Some lines in the listing below may include the string "this". How many are there? Give only the number.

**Data shown:**
──────────
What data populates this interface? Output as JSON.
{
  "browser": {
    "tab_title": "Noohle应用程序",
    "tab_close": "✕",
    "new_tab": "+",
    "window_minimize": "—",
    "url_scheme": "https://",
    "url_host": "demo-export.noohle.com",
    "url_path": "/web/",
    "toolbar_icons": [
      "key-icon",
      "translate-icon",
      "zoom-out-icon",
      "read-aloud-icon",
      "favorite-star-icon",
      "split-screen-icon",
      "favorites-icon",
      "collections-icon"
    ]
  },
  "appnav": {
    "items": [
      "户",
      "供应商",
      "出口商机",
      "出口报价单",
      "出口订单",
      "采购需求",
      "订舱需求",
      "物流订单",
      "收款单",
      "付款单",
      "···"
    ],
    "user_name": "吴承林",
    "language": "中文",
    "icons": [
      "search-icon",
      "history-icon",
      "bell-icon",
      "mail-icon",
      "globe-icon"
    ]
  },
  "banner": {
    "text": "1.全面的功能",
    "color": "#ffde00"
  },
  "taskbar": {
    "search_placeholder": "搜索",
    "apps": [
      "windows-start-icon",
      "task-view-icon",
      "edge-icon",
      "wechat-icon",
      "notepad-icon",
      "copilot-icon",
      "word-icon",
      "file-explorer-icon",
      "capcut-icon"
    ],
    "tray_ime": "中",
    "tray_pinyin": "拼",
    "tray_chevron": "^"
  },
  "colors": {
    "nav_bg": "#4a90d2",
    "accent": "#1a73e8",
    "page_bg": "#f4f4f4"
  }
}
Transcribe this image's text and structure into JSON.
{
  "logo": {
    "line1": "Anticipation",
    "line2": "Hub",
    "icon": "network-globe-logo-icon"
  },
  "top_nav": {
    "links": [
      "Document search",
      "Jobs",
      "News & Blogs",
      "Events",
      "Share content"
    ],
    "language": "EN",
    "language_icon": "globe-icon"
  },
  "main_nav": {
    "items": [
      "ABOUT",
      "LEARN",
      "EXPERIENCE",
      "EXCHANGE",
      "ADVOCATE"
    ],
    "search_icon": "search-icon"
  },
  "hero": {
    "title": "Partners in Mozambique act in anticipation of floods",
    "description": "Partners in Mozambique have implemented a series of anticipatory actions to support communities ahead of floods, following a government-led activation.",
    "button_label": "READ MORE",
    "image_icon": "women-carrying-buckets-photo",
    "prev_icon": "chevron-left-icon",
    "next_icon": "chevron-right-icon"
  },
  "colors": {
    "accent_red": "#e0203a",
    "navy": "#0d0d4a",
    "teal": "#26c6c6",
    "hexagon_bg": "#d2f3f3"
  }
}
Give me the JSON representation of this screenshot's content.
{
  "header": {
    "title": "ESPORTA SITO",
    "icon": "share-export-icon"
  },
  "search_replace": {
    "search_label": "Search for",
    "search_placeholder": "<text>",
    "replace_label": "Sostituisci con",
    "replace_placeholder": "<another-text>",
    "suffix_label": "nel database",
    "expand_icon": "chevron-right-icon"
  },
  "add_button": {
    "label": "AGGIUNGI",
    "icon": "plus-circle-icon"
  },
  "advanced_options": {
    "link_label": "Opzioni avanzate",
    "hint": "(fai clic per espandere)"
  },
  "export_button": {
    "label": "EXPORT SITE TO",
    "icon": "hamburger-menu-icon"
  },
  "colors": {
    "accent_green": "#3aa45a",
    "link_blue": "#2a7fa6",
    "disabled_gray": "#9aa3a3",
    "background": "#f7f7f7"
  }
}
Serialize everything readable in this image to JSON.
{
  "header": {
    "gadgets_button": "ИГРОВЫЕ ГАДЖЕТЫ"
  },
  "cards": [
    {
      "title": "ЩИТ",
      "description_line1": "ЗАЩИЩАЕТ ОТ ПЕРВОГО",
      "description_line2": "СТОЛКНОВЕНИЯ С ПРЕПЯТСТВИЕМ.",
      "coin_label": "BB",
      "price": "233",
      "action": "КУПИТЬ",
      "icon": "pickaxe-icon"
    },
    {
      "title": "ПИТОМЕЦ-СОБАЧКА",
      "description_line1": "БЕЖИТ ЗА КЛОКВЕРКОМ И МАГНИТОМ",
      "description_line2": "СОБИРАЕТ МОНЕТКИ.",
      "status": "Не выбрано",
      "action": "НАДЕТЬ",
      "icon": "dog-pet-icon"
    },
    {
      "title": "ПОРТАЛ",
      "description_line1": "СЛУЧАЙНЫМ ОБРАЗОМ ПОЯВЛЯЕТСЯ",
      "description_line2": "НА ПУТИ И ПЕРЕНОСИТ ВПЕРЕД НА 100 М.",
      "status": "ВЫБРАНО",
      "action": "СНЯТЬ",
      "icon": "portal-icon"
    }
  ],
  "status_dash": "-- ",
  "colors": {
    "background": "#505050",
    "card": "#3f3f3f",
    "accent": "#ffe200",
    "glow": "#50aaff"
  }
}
──────────
**Expected answer:**
4